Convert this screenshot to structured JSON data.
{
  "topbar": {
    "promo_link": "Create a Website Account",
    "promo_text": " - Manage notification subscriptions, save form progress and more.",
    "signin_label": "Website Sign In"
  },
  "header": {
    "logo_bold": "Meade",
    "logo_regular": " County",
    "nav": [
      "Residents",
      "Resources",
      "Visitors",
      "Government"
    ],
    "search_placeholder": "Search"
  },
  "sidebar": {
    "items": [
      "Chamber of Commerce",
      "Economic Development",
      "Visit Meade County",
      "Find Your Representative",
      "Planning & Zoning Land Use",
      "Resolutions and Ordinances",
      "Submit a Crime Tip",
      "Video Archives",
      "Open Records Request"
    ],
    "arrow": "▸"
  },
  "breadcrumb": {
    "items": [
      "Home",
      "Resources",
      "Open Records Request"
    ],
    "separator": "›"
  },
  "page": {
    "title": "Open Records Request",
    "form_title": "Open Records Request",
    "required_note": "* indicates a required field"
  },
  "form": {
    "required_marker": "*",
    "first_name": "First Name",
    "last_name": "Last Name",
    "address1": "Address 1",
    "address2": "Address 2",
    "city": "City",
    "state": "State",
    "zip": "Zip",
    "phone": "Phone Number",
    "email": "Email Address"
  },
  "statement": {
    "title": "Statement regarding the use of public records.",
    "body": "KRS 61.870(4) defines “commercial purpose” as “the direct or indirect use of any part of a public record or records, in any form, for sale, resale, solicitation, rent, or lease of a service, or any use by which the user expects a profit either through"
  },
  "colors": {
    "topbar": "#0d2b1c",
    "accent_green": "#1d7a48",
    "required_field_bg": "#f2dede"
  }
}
#####
__Direction__. Give the number of lines in the records above that contain the word "public". Reply with that number alone.

__Written response__. 2